_OBJECTIVE_: Write out the material exactly, with the pictures left out.

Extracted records

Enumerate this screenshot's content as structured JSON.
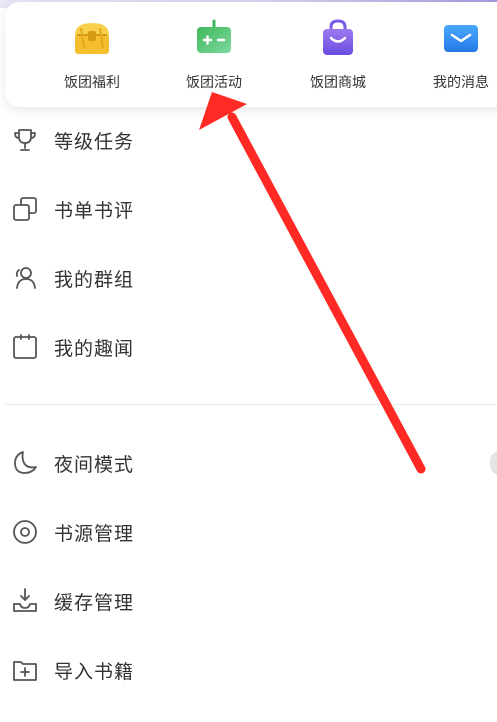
{
  "quick_actions": [
    {
      "label": "饭团福利",
      "icon": "treasure-chest-icon"
    },
    {
      "label": "饭团活动",
      "icon": "gamepad-icon"
    },
    {
      "label": "饭团商城",
      "icon": "shopping-bag-icon"
    },
    {
      "label": "我的消息",
      "icon": "mail-icon"
    }
  ],
  "menu_group_1": [
    {
      "label": "等级任务",
      "icon": "trophy-icon"
    },
    {
      "label": "书单书评",
      "icon": "copy-squares-icon"
    },
    {
      "label": "我的群组",
      "icon": "group-icon"
    },
    {
      "label": "我的趣闻",
      "icon": "clipboard-icon"
    }
  ],
  "menu_group_2": [
    {
      "label": "夜间模式",
      "icon": "moon-icon"
    },
    {
      "label": "书源管理",
      "icon": "disc-icon"
    },
    {
      "label": "缓存管理",
      "icon": "download-tray-icon"
    },
    {
      "label": "导入书籍",
      "icon": "folder-plus-icon"
    }
  ],
  "colors": {
    "arrow": "#ff2a24",
    "text": "#333333",
    "icon_stroke": "#555555",
    "chest": "#f5be2e",
    "gamepad": "#4fc36a",
    "bag": "#7b5ce8",
    "mail": "#2e8ff0"
  }
}
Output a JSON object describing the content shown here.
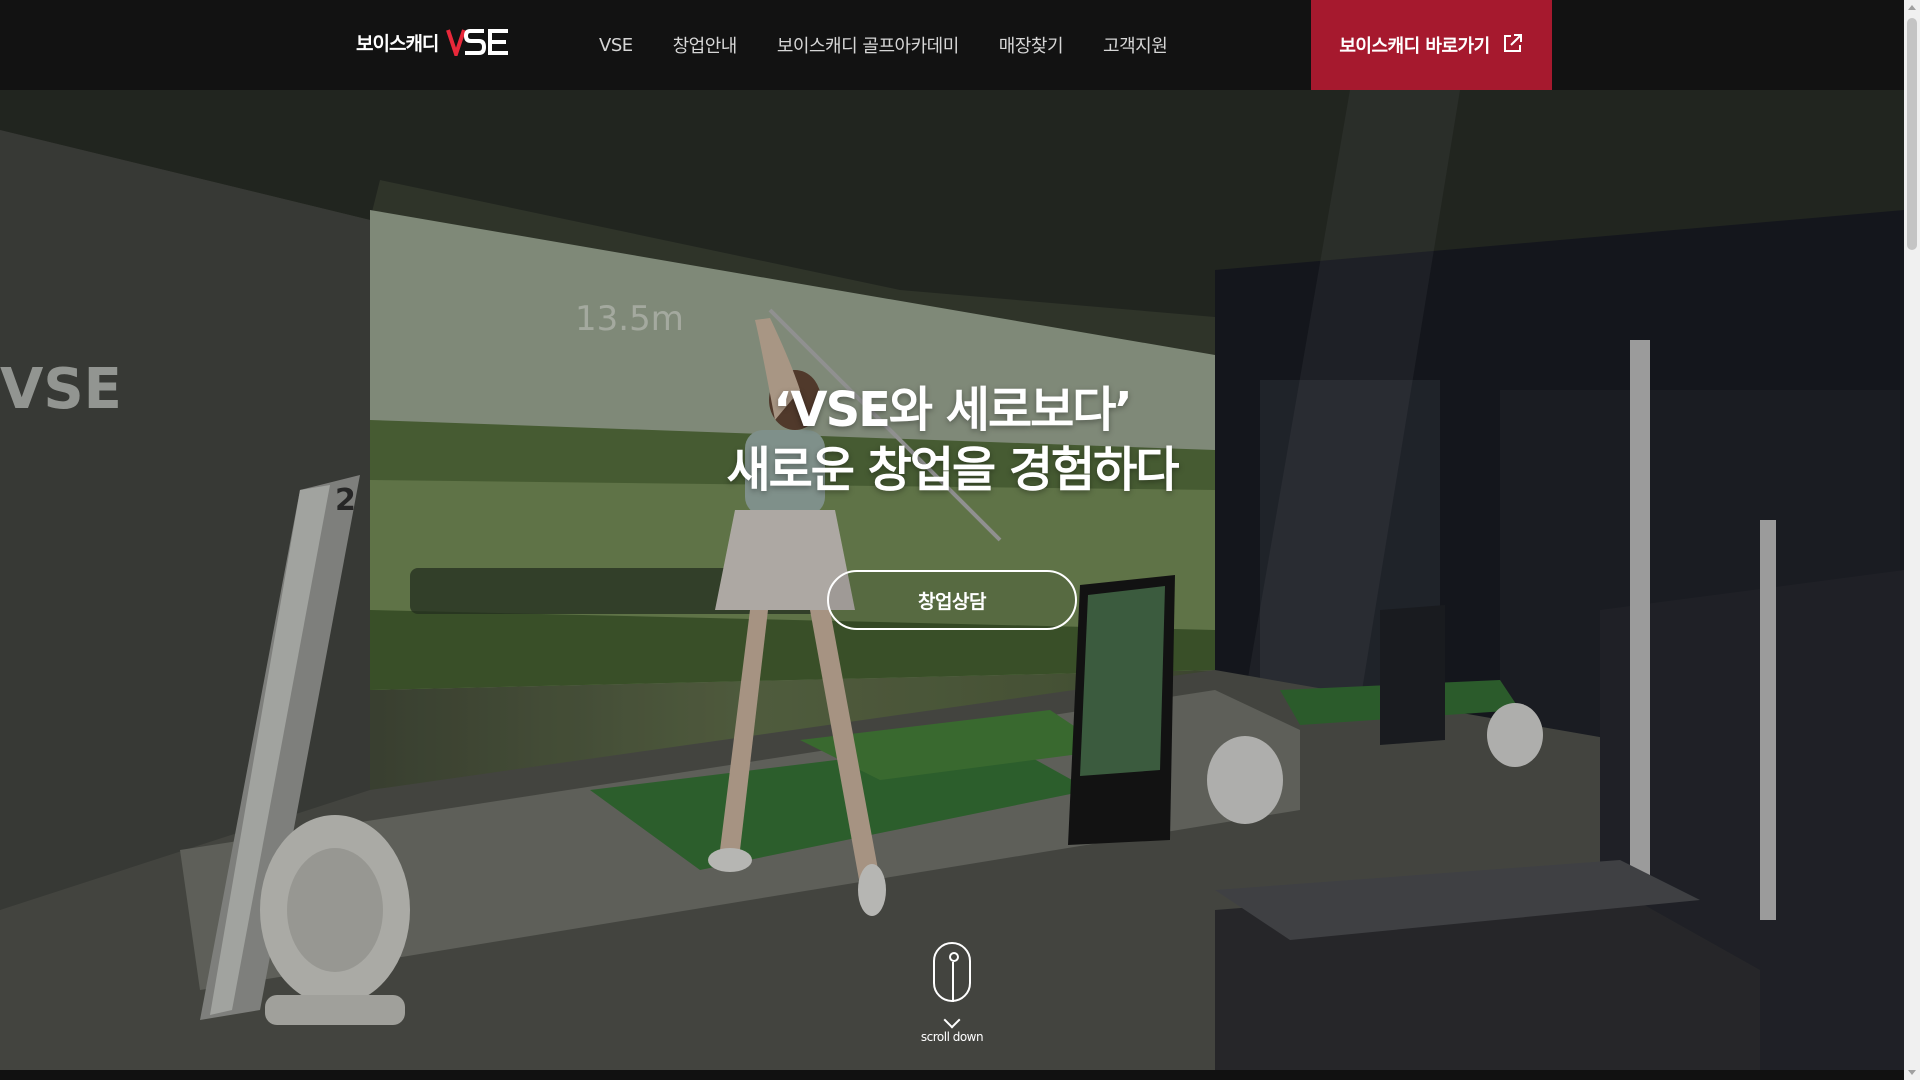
{
  "header": {
    "logo_text": "보이스캐디",
    "logo_mark": "VSE",
    "nav": [
      {
        "label": "VSE"
      },
      {
        "label": "창업안내"
      },
      {
        "label": "보이스캐디 골프아카데미"
      },
      {
        "label": "매장찾기"
      },
      {
        "label": "고객지원"
      }
    ],
    "cta_label": "보이스캐디 바로가기",
    "cta_icon": "external-link-icon",
    "cta_color": "#a6192e"
  },
  "hero": {
    "headline_line1": "‘VSE와 세로보다’",
    "headline_line2": "새로운 창업을 경험하다",
    "consult_button": "창업상담",
    "scroll_label": "scroll down",
    "screen_distance": "13.5m",
    "bay_number": "2",
    "wall_logo": "VSE"
  }
}
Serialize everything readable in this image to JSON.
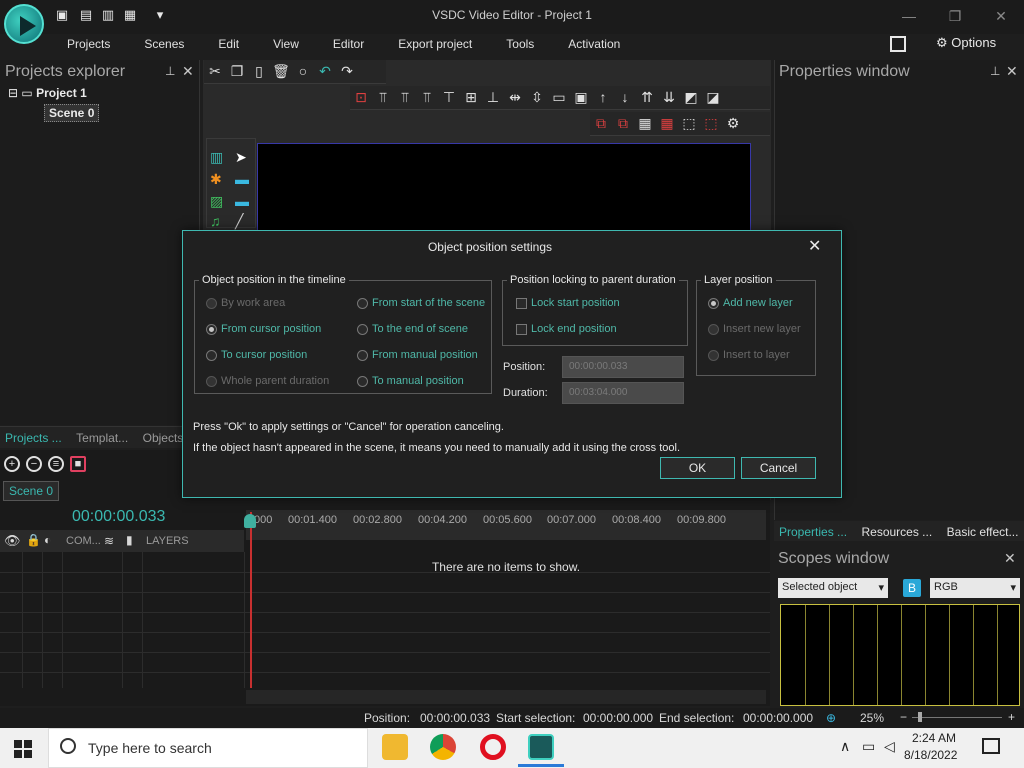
{
  "window": {
    "title": "VSDC Video Editor - Project 1",
    "options_label": "Options",
    "minimize": "—",
    "maximize": "❐",
    "close": "✕"
  },
  "menu": [
    "Projects",
    "Scenes",
    "Edit",
    "View",
    "Editor",
    "Export project",
    "Tools",
    "Activation"
  ],
  "projects_explorer": {
    "title": "Projects explorer",
    "tree_root": "Project 1",
    "tree_child": "Scene 0",
    "bottom_tabs": [
      "Projects ...",
      "Templat...",
      "Objects"
    ]
  },
  "properties_window": {
    "title": "Properties window",
    "tabs": [
      "Properties ...",
      "Resources ...",
      "Basic effect..."
    ]
  },
  "scopes": {
    "title": "Scopes window",
    "source": "Selected object",
    "b_badge": "B",
    "mode": "RGB"
  },
  "timeline": {
    "scene_tab": "Scene 0",
    "current_time": "00:00:00.033",
    "col_com": "COM...",
    "col_layers": "LAYERS",
    "ruler_ticks": [
      "000",
      "00:01.400",
      "00:02.800",
      "00:04.200",
      "00:05.600",
      "00:07.000",
      "00:08.400",
      "00:09.800"
    ],
    "empty_message": "There are no items to show."
  },
  "status": {
    "position_label": "Position:",
    "position_value": "00:00:00.033",
    "start_label": "Start selection:",
    "start_value": "00:00:00.000",
    "end_label": "End selection:",
    "end_value": "00:00:00.000",
    "zoom": "25%"
  },
  "taskbar": {
    "search_placeholder": "Type here to search",
    "time": "2:24 AM",
    "date": "8/18/2022"
  },
  "dialog": {
    "title": "Object position settings",
    "group_timeline": {
      "legend": "Object position in the timeline",
      "options": [
        {
          "label": "By work area",
          "enabled": false,
          "checked": false
        },
        {
          "label": "From start of the scene",
          "enabled": true,
          "checked": false
        },
        {
          "label": "From cursor position",
          "enabled": true,
          "checked": true
        },
        {
          "label": "To the end of scene",
          "enabled": true,
          "checked": false
        },
        {
          "label": "To cursor position",
          "enabled": true,
          "checked": false
        },
        {
          "label": "From manual position",
          "enabled": true,
          "checked": false
        },
        {
          "label": "Whole parent duration",
          "enabled": false,
          "checked": false
        },
        {
          "label": "To manual position",
          "enabled": true,
          "checked": false
        }
      ]
    },
    "group_locking": {
      "legend": "Position locking to parent duration",
      "lock_start": "Lock start position",
      "lock_end": "Lock end position"
    },
    "position_label": "Position:",
    "position_value": "00:00:00.033",
    "duration_label": "Duration:",
    "duration_value": "00:03:04.000",
    "group_layer": {
      "legend": "Layer position",
      "options": [
        {
          "label": "Add new layer",
          "enabled": true,
          "checked": true
        },
        {
          "label": "Insert new layer",
          "enabled": false,
          "checked": false
        },
        {
          "label": "Insert to layer",
          "enabled": false,
          "checked": false
        }
      ]
    },
    "note1": "Press \"Ok\" to apply settings or \"Cancel\" for operation canceling.",
    "note2": "If the object hasn't appeared in the scene, it means you need to manually add it using the cross tool.",
    "ok_label": "OK",
    "cancel_label": "Cancel"
  }
}
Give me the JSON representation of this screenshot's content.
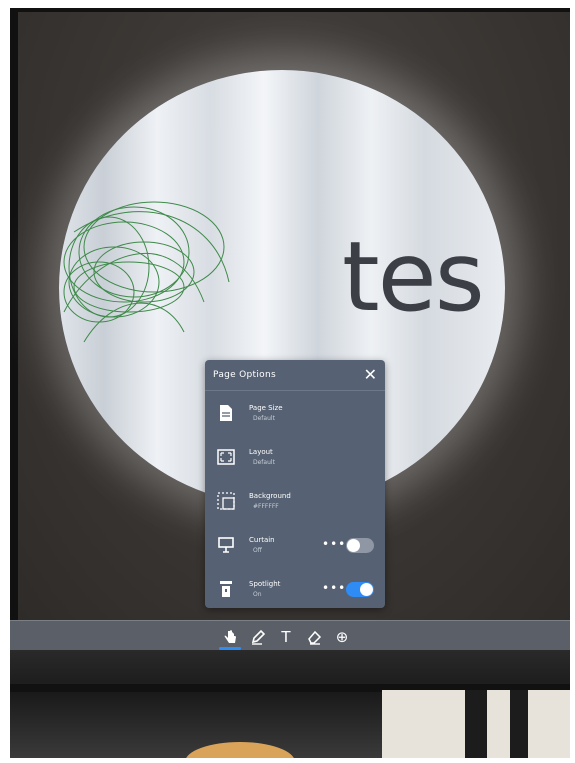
{
  "canvas": {
    "text": "tes"
  },
  "page_options": {
    "title": "Page Options",
    "items": [
      {
        "label": "Page Size",
        "value": "Default",
        "icon": "document-icon"
      },
      {
        "label": "Layout",
        "value": "Default",
        "icon": "layout-icon"
      },
      {
        "label": "Background",
        "value": "#FFFFFF",
        "icon": "background-icon"
      },
      {
        "label": "Curtain",
        "value": "Off",
        "icon": "curtain-icon",
        "more": "•••",
        "toggle": "off"
      },
      {
        "label": "Spotlight",
        "value": "On",
        "icon": "spotlight-icon",
        "more": "•••",
        "toggle": "on"
      }
    ]
  },
  "toolbar": {
    "tools": [
      "select-hand-icon",
      "pen-icon",
      "text-icon",
      "eraser-icon",
      "add-icon"
    ],
    "text_glyph": "T",
    "add_glyph": "⊕"
  },
  "colors": {
    "panel_bg": "#566273",
    "toggle_on": "#2f8cf5",
    "toggle_off": "#8e97a3",
    "ink_green": "#3f8a4a"
  }
}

_RESPONSE_:
Enumerate this screenshot's content as structured JSON.
{
  "quick_actions": [
    {
      "label": "饭团福利",
      "icon": "treasure-chest-icon"
    },
    {
      "label": "饭团活动",
      "icon": "gamepad-icon"
    },
    {
      "label": "饭团商城",
      "icon": "shopping-bag-icon"
    },
    {
      "label": "我的消息",
      "icon": "mail-icon"
    }
  ],
  "menu_group_1": [
    {
      "label": "等级任务",
      "icon": "trophy-icon"
    },
    {
      "label": "书单书评",
      "icon": "copy-squares-icon"
    },
    {
      "label": "我的群组",
      "icon": "group-icon"
    },
    {
      "label": "我的趣闻",
      "icon": "clipboard-icon"
    }
  ],
  "menu_group_2": [
    {
      "label": "夜间模式",
      "icon": "moon-icon"
    },
    {
      "label": "书源管理",
      "icon": "disc-icon"
    },
    {
      "label": "缓存管理",
      "icon": "download-tray-icon"
    },
    {
      "label": "导入书籍",
      "icon": "folder-plus-icon"
    }
  ],
  "colors": {
    "arrow": "#ff2a24",
    "text": "#333333",
    "icon_stroke": "#555555",
    "chest": "#f5be2e",
    "gamepad": "#4fc36a",
    "bag": "#7b5ce8",
    "mail": "#2e8ff0"
  }
}
Output a JSON object describing the content shown here.
{
  "header": {
    "logo_text": "보이스캐디",
    "logo_mark": "VSE",
    "nav": [
      {
        "label": "VSE"
      },
      {
        "label": "창업안내"
      },
      {
        "label": "보이스캐디 골프아카데미"
      },
      {
        "label": "매장찾기"
      },
      {
        "label": "고객지원"
      }
    ],
    "cta_label": "보이스캐디 바로가기",
    "cta_icon": "external-link-icon",
    "cta_color": "#a6192e"
  },
  "hero": {
    "headline_line1": "‘VSE와 세로보다’",
    "headline_line2": "새로운 창업을 경험하다",
    "consult_button": "창업상담",
    "scroll_label": "scroll down",
    "screen_distance": "13.5m",
    "bay_number": "2",
    "wall_logo": "VSE"
  }
}
Serialize everything readable in this image to JSON.
{
  "window": {
    "title": "VSDC Video Editor - Project 1",
    "options_label": "Options",
    "minimize": "—",
    "maximize": "❐",
    "close": "✕"
  },
  "menu": [
    "Projects",
    "Scenes",
    "Edit",
    "View",
    "Editor",
    "Export project",
    "Tools",
    "Activation"
  ],
  "projects_explorer": {
    "title": "Projects explorer",
    "tree_root": "Project 1",
    "tree_child": "Scene 0",
    "bottom_tabs": [
      "Projects ...",
      "Templat...",
      "Objects"
    ]
  },
  "properties_window": {
    "title": "Properties window",
    "tabs": [
      "Properties ...",
      "Resources ...",
      "Basic effect..."
    ]
  },
  "scopes": {
    "title": "Scopes window",
    "source": "Selected object",
    "b_badge": "B",
    "mode": "RGB"
  },
  "timeline": {
    "scene_tab": "Scene 0",
    "current_time": "00:00:00.033",
    "col_com": "COM...",
    "col_layers": "LAYERS",
    "ruler_ticks": [
      "000",
      "00:01.400",
      "00:02.800",
      "00:04.200",
      "00:05.600",
      "00:07.000",
      "00:08.400",
      "00:09.800"
    ],
    "empty_message": "There are no items to show."
  },
  "status": {
    "position_label": "Position:",
    "position_value": "00:00:00.033",
    "start_label": "Start selection:",
    "start_value": "00:00:00.000",
    "end_label": "End selection:",
    "end_value": "00:00:00.000",
    "zoom": "25%"
  },
  "taskbar": {
    "search_placeholder": "Type here to search",
    "time": "2:24 AM",
    "date": "8/18/2022"
  },
  "dialog": {
    "title": "Object position settings",
    "group_timeline": {
      "legend": "Object position in the timeline",
      "options": [
        {
          "label": "By work area",
          "enabled": false,
          "checked": false
        },
        {
          "label": "From start of the scene",
          "enabled": true,
          "checked": false
        },
        {
          "label": "From cursor position",
          "enabled": true,
          "checked": true
        },
        {
          "label": "To the end of scene",
          "enabled": true,
          "checked": false
        },
        {
          "label": "To cursor position",
          "enabled": true,
          "checked": false
        },
        {
          "label": "From manual position",
          "enabled": true,
          "checked": false
        },
        {
          "label": "Whole parent duration",
          "enabled": false,
          "checked": false
        },
        {
          "label": "To manual position",
          "enabled": true,
          "checked": false
        }
      ]
    },
    "group_locking": {
      "legend": "Position locking to parent duration",
      "lock_start": "Lock start position",
      "lock_end": "Lock end position"
    },
    "position_label": "Position:",
    "position_value": "00:00:00.033",
    "duration_label": "Duration:",
    "duration_value": "00:03:04.000",
    "group_layer": {
      "legend": "Layer position",
      "options": [
        {
          "label": "Add new layer",
          "enabled": true,
          "checked": true
        },
        {
          "label": "Insert new layer",
          "enabled": false,
          "checked": false
        },
        {
          "label": "Insert to layer",
          "enabled": false,
          "checked": false
        }
      ]
    },
    "note1": "Press \"Ok\" to apply settings or \"Cancel\" for operation canceling.",
    "note2": "If the object hasn't appeared in the scene, it means you need to manually add it using the cross tool.",
    "ok_label": "OK",
    "cancel_label": "Cancel"
  }
}
Give me the JSON representation of this screenshot's content.
{
  "canvas": {
    "text": "tes"
  },
  "page_options": {
    "title": "Page Options",
    "items": [
      {
        "label": "Page Size",
        "value": "Default",
        "icon": "document-icon"
      },
      {
        "label": "Layout",
        "value": "Default",
        "icon": "layout-icon"
      },
      {
        "label": "Background",
        "value": "#FFFFFF",
        "icon": "background-icon"
      },
      {
        "label": "Curtain",
        "value": "Off",
        "icon": "curtain-icon",
        "more": "•••",
        "toggle": "off"
      },
      {
        "label": "Spotlight",
        "value": "On",
        "icon": "spotlight-icon",
        "more": "•••",
        "toggle": "on"
      }
    ]
  },
  "toolbar": {
    "tools": [
      "select-hand-icon",
      "pen-icon",
      "text-icon",
      "eraser-icon",
      "add-icon"
    ],
    "text_glyph": "T",
    "add_glyph": "⊕"
  },
  "colors": {
    "panel_bg": "#566273",
    "toggle_on": "#2f8cf5",
    "toggle_off": "#8e97a3",
    "ink_green": "#3f8a4a"
  }
}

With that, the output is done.